LISTED RECORDS:
______________________________
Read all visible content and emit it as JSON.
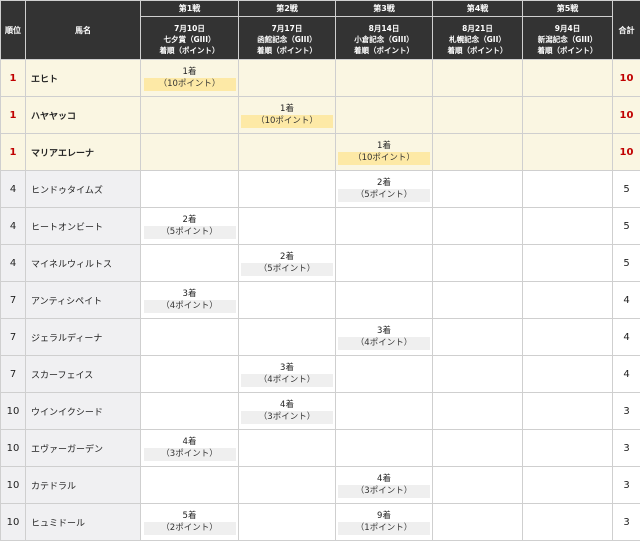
{
  "headers": {
    "rank": "順位",
    "name": "馬名",
    "total": "合計",
    "races": [
      {
        "num": "第1戦",
        "date": "7月10日",
        "race": "七夕賞（GIII）",
        "note": "着順（ポイント）"
      },
      {
        "num": "第2戦",
        "date": "7月17日",
        "race": "函館記念（GIII）",
        "note": "着順（ポイント）"
      },
      {
        "num": "第3戦",
        "date": "8月14日",
        "race": "小倉記念（GIII）",
        "note": "着順（ポイント）"
      },
      {
        "num": "第4戦",
        "date": "8月21日",
        "race": "札幌記念（GII）",
        "note": "着順（ポイント）"
      },
      {
        "num": "第5戦",
        "date": "9月4日",
        "race": "新潟記念（GIII）",
        "note": "着順（ポイント）"
      }
    ]
  },
  "rows": [
    {
      "rank": "1",
      "name": "エヒト",
      "top": true,
      "total": "10",
      "results": [
        {
          "place": "1着",
          "pts": "（10ポイント）"
        },
        null,
        null,
        null,
        null
      ]
    },
    {
      "rank": "1",
      "name": "ハヤヤッコ",
      "top": true,
      "total": "10",
      "results": [
        null,
        {
          "place": "1着",
          "pts": "（10ポイント）"
        },
        null,
        null,
        null
      ]
    },
    {
      "rank": "1",
      "name": "マリアエレーナ",
      "top": true,
      "total": "10",
      "results": [
        null,
        null,
        {
          "place": "1着",
          "pts": "（10ポイント）"
        },
        null,
        null
      ]
    },
    {
      "rank": "4",
      "name": "ヒンドゥタイムズ",
      "top": false,
      "total": "5",
      "results": [
        null,
        null,
        {
          "place": "2着",
          "pts": "（5ポイント）"
        },
        null,
        null
      ]
    },
    {
      "rank": "4",
      "name": "ヒートオンビート",
      "top": false,
      "total": "5",
      "results": [
        {
          "place": "2着",
          "pts": "（5ポイント）"
        },
        null,
        null,
        null,
        null
      ]
    },
    {
      "rank": "4",
      "name": "マイネルウィルトス",
      "top": false,
      "total": "5",
      "results": [
        null,
        {
          "place": "2着",
          "pts": "（5ポイント）"
        },
        null,
        null,
        null
      ]
    },
    {
      "rank": "7",
      "name": "アンティシペイト",
      "top": false,
      "total": "4",
      "results": [
        {
          "place": "3着",
          "pts": "（4ポイント）"
        },
        null,
        null,
        null,
        null
      ]
    },
    {
      "rank": "7",
      "name": "ジェラルディーナ",
      "top": false,
      "total": "4",
      "results": [
        null,
        null,
        {
          "place": "3着",
          "pts": "（4ポイント）"
        },
        null,
        null
      ]
    },
    {
      "rank": "7",
      "name": "スカーフェイス",
      "top": false,
      "total": "4",
      "results": [
        null,
        {
          "place": "3着",
          "pts": "（4ポイント）"
        },
        null,
        null,
        null
      ]
    },
    {
      "rank": "10",
      "name": "ウインイクシード",
      "top": false,
      "total": "3",
      "results": [
        null,
        {
          "place": "4着",
          "pts": "（3ポイント）"
        },
        null,
        null,
        null
      ]
    },
    {
      "rank": "10",
      "name": "エヴァーガーデン",
      "top": false,
      "total": "3",
      "results": [
        {
          "place": "4着",
          "pts": "（3ポイント）"
        },
        null,
        null,
        null,
        null
      ]
    },
    {
      "rank": "10",
      "name": "カテドラル",
      "top": false,
      "total": "3",
      "results": [
        null,
        null,
        {
          "place": "4着",
          "pts": "（3ポイント）"
        },
        null,
        null
      ]
    },
    {
      "rank": "10",
      "name": "ヒュミドール",
      "top": false,
      "total": "3",
      "results": [
        {
          "place": "5着",
          "pts": "（2ポイント）"
        },
        null,
        {
          "place": "9着",
          "pts": "（1ポイント）"
        },
        null,
        null
      ]
    }
  ]
}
______________________________
TASK TO COMPLETE:
Transcribe the material as is, with images omitted.

RESULT FOR THIS TASK:
Read all visible content and emit it as JSON.
{
  "headers": {
    "rank": "順位",
    "name": "馬名",
    "total": "合計",
    "races": [
      {
        "num": "第1戦",
        "date": "7月10日",
        "race": "七夕賞（GIII）",
        "note": "着順（ポイント）"
      },
      {
        "num": "第2戦",
        "date": "7月17日",
        "race": "函館記念（GIII）",
        "note": "着順（ポイント）"
      },
      {
        "num": "第3戦",
        "date": "8月14日",
        "race": "小倉記念（GIII）",
        "note": "着順（ポイント）"
      },
      {
        "num": "第4戦",
        "date": "8月21日",
        "race": "札幌記念（GII）",
        "note": "着順（ポイント）"
      },
      {
        "num": "第5戦",
        "date": "9月4日",
        "race": "新潟記念（GIII）",
        "note": "着順（ポイント）"
      }
    ]
  },
  "rows": [
    {
      "rank": "1",
      "name": "エヒト",
      "top": true,
      "total": "10",
      "results": [
        {
          "place": "1着",
          "pts": "（10ポイント）"
        },
        null,
        null,
        null,
        null
      ]
    },
    {
      "rank": "1",
      "name": "ハヤヤッコ",
      "top": true,
      "total": "10",
      "results": [
        null,
        {
          "place": "1着",
          "pts": "（10ポイント）"
        },
        null,
        null,
        null
      ]
    },
    {
      "rank": "1",
      "name": "マリアエレーナ",
      "top": true,
      "total": "10",
      "results": [
        null,
        null,
        {
          "place": "1着",
          "pts": "（10ポイント）"
        },
        null,
        null
      ]
    },
    {
      "rank": "4",
      "name": "ヒンドゥタイムズ",
      "top": false,
      "total": "5",
      "results": [
        null,
        null,
        {
          "place": "2着",
          "pts": "（5ポイント）"
        },
        null,
        null
      ]
    },
    {
      "rank": "4",
      "name": "ヒートオンビート",
      "top": false,
      "total": "5",
      "results": [
        {
          "place": "2着",
          "pts": "（5ポイント）"
        },
        null,
        null,
        null,
        null
      ]
    },
    {
      "rank": "4",
      "name": "マイネルウィルトス",
      "top": false,
      "total": "5",
      "results": [
        null,
        {
          "place": "2着",
          "pts": "（5ポイント）"
        },
        null,
        null,
        null
      ]
    },
    {
      "rank": "7",
      "name": "アンティシペイト",
      "top": false,
      "total": "4",
      "results": [
        {
          "place": "3着",
          "pts": "（4ポイント）"
        },
        null,
        null,
        null,
        null
      ]
    },
    {
      "rank": "7",
      "name": "ジェラルディーナ",
      "top": false,
      "total": "4",
      "results": [
        null,
        null,
        {
          "place": "3着",
          "pts": "（4ポイント）"
        },
        null,
        null
      ]
    },
    {
      "rank": "7",
      "name": "スカーフェイス",
      "top": false,
      "total": "4",
      "results": [
        null,
        {
          "place": "3着",
          "pts": "（4ポイント）"
        },
        null,
        null,
        null
      ]
    },
    {
      "rank": "10",
      "name": "ウインイクシード",
      "top": false,
      "total": "3",
      "results": [
        null,
        {
          "place": "4着",
          "pts": "（3ポイント）"
        },
        null,
        null,
        null
      ]
    },
    {
      "rank": "10",
      "name": "エヴァーガーデン",
      "top": false,
      "total": "3",
      "results": [
        {
          "place": "4着",
          "pts": "（3ポイント）"
        },
        null,
        null,
        null,
        null
      ]
    },
    {
      "rank": "10",
      "name": "カテドラル",
      "top": false,
      "total": "3",
      "results": [
        null,
        null,
        {
          "place": "4着",
          "pts": "（3ポイント）"
        },
        null,
        null
      ]
    },
    {
      "rank": "10",
      "name": "ヒュミドール",
      "top": false,
      "total": "3",
      "results": [
        {
          "place": "5着",
          "pts": "（2ポイント）"
        },
        null,
        {
          "place": "9着",
          "pts": "（1ポイント）"
        },
        null,
        null
      ]
    }
  ]
}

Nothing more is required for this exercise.